>>>>
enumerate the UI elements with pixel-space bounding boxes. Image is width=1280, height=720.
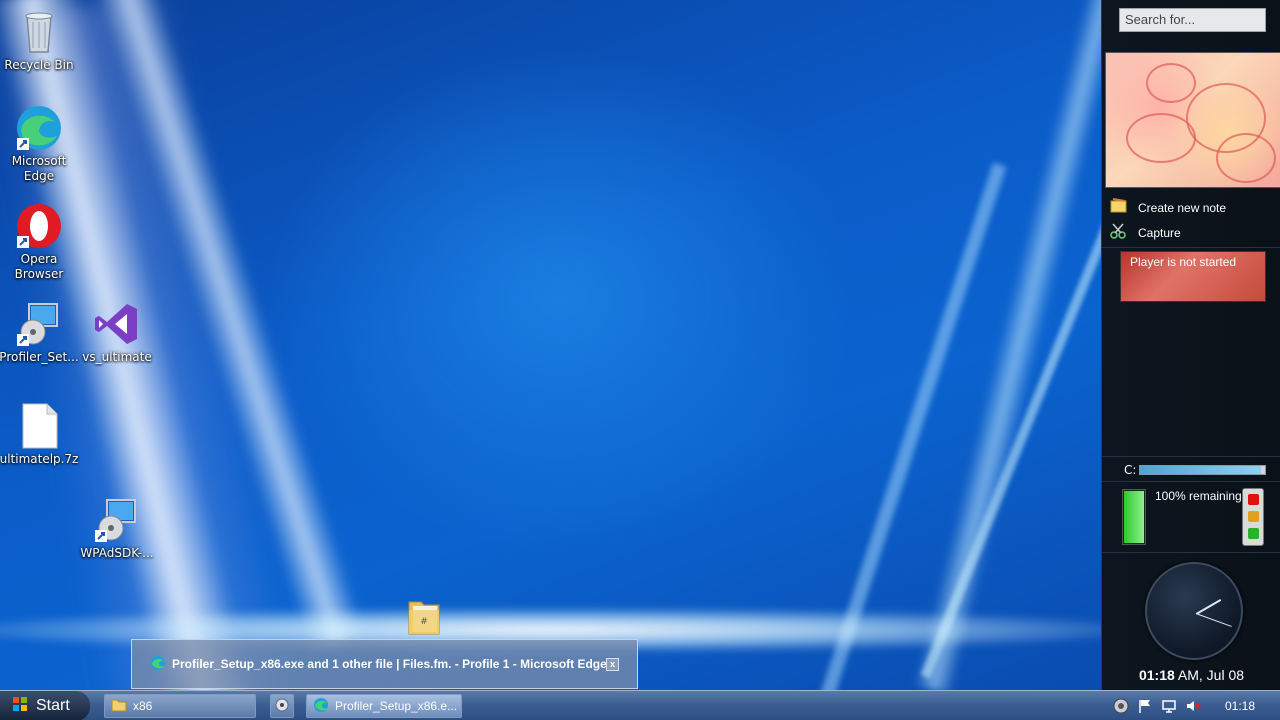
desktop-icon-label: ultimatelp.7z — [0, 452, 79, 466]
desktop-icon-profiler-setup[interactable]: Profiler_Set... — [0, 300, 79, 365]
globe-icon[interactable] — [1113, 698, 1129, 714]
folder-icon — [111, 698, 127, 715]
edge-icon — [313, 697, 329, 716]
sidebar-divider — [1102, 456, 1280, 457]
windows-logo-icon — [12, 696, 28, 717]
clock-time: 01:18 — [1138, 667, 1175, 683]
taskbar: Start x86 Profiler_Setup_x86.e... 01:18 — [0, 690, 1280, 720]
taskbar-button-label: x86 — [133, 699, 153, 713]
desktop-icon-label: Profiler_Set... — [0, 350, 79, 364]
battery-status-text: 100% remaining — [1155, 489, 1242, 503]
note-icon — [1110, 198, 1128, 217]
edge-icon — [15, 104, 63, 152]
red-light-icon — [1248, 494, 1259, 505]
minute-hand — [1195, 613, 1232, 627]
desktop-icon-label: Opera Browser — [14, 252, 64, 281]
create-note-button[interactable]: Create new note — [1110, 198, 1226, 217]
installer-icon — [93, 496, 141, 544]
recycle-bin-icon — [15, 8, 63, 56]
battery-meter — [1122, 489, 1146, 545]
capture-button[interactable]: Capture — [1110, 223, 1181, 242]
opera-icon — [15, 202, 63, 250]
slideshow-gadget[interactable] — [1105, 52, 1280, 188]
desktop-icon-label: Recycle Bin — [4, 58, 74, 72]
volume-muted-icon[interactable] — [1185, 698, 1201, 714]
dragged-folder-icon[interactable]: # — [407, 596, 441, 636]
flag-icon[interactable] — [1137, 698, 1153, 714]
network-icon[interactable] — [1161, 698, 1177, 714]
file-icon — [15, 402, 63, 450]
hour-hand — [1196, 599, 1222, 615]
taskbar-button-x86[interactable]: x86 — [104, 694, 256, 718]
close-icon[interactable]: x — [606, 658, 619, 671]
app-icon — [275, 698, 289, 715]
visual-studio-icon — [93, 300, 141, 348]
status-lights — [1242, 488, 1264, 546]
start-label: Start — [36, 697, 70, 714]
drive-label: C: — [1124, 463, 1137, 477]
preview-title: Profiler_Setup_x86.exe and 1 other file … — [172, 657, 607, 671]
desktop-icon-label: vs_ultimate — [82, 350, 152, 364]
media-player-gadget[interactable]: Player is not started — [1120, 251, 1266, 302]
desktop-icon-wpadsdk[interactable]: WPAdSDK-... — [77, 496, 157, 561]
taskbar-button-app[interactable] — [270, 694, 294, 718]
capture-label: Capture — [1138, 225, 1181, 240]
taskbar-button-edge[interactable]: Profiler_Setup_x86.e... — [306, 694, 462, 718]
drive-usage-fill — [1140, 466, 1262, 474]
windows-sidebar: Search for... Create new note Capture Pl… — [1101, 0, 1280, 690]
sidebar-search-input[interactable]: Search for... — [1119, 8, 1266, 32]
scissors-icon — [1110, 223, 1128, 242]
desktop-icon-opera[interactable]: Opera Browser — [0, 202, 79, 282]
sidebar-divider — [1102, 481, 1280, 482]
taskbar-preview-tooltip[interactable]: Profiler_Setup_x86.exe and 1 other file … — [131, 639, 638, 689]
amber-light-icon — [1248, 511, 1259, 522]
player-status: Player is not started — [1130, 255, 1237, 269]
desktop-icon-label: WPAdSDK-... — [80, 546, 154, 560]
start-button[interactable]: Start — [0, 691, 90, 720]
tray-clock[interactable]: 01:18 — [1225, 699, 1255, 713]
edge-icon — [150, 655, 166, 674]
sidebar-divider — [1102, 552, 1280, 553]
wallpaper-streak — [913, 0, 1127, 695]
desktop-icon-ultimatelp[interactable]: ultimatelp.7z — [0, 402, 79, 467]
svg-text:#: # — [420, 617, 428, 627]
green-light-icon — [1248, 528, 1259, 539]
clock-date: AM, Jul 08 — [1177, 667, 1245, 683]
desktop-icon-label: Microsoft Edge — [11, 154, 67, 183]
analog-clock[interactable] — [1145, 562, 1243, 660]
desktop-icon-vs-ultimate[interactable]: vs_ultimate — [77, 300, 157, 365]
battery-level-fill — [1124, 491, 1144, 543]
sidebar-divider — [1102, 247, 1280, 248]
desktop-icon-recycle-bin[interactable]: Recycle Bin — [0, 8, 79, 73]
clock-readout: 01:18 AM, Jul 08 — [1102, 667, 1280, 683]
create-note-label: Create new note — [1138, 200, 1227, 215]
installer-icon — [15, 300, 63, 348]
taskbar-button-label: Profiler_Setup_x86.e... — [335, 699, 458, 713]
desktop-icon-edge[interactable]: Microsoft Edge — [0, 104, 79, 184]
drive-usage-meter — [1139, 465, 1266, 475]
system-tray: 01:18 — [1105, 691, 1280, 720]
<<<<
| Task to complete |
Reproduce the entries verbatim, from the line with "desktop-icon-label: ultimatelp.7z —" to the line with "desktop-icon-label: Opera Browser".

| Task solution |
desktop-icon-label: ultimatelp.7z — [0, 452, 79, 466]
desktop-icon-profiler-setup[interactable]: Profiler_Set... — [0, 300, 79, 365]
globe-icon[interactable] — [1113, 698, 1129, 714]
folder-icon — [111, 698, 127, 715]
edge-icon — [313, 697, 329, 716]
sidebar-divider — [1102, 456, 1280, 457]
windows-logo-icon — [12, 696, 28, 717]
clock-time: 01:18 — [1138, 667, 1175, 683]
taskbar: Start x86 Profiler_Setup_x86.e... 01:18 — [0, 690, 1280, 720]
taskbar-button-label: x86 — [133, 699, 153, 713]
desktop-icon-label: Profiler_Set... — [0, 350, 79, 364]
battery-status-text: 100% remaining — [1155, 489, 1242, 503]
note-icon — [1110, 198, 1128, 217]
edge-icon — [15, 104, 63, 152]
red-light-icon — [1248, 494, 1259, 505]
minute-hand — [1195, 613, 1232, 627]
desktop-icon-label: Opera Browser — [14, 252, 64, 281]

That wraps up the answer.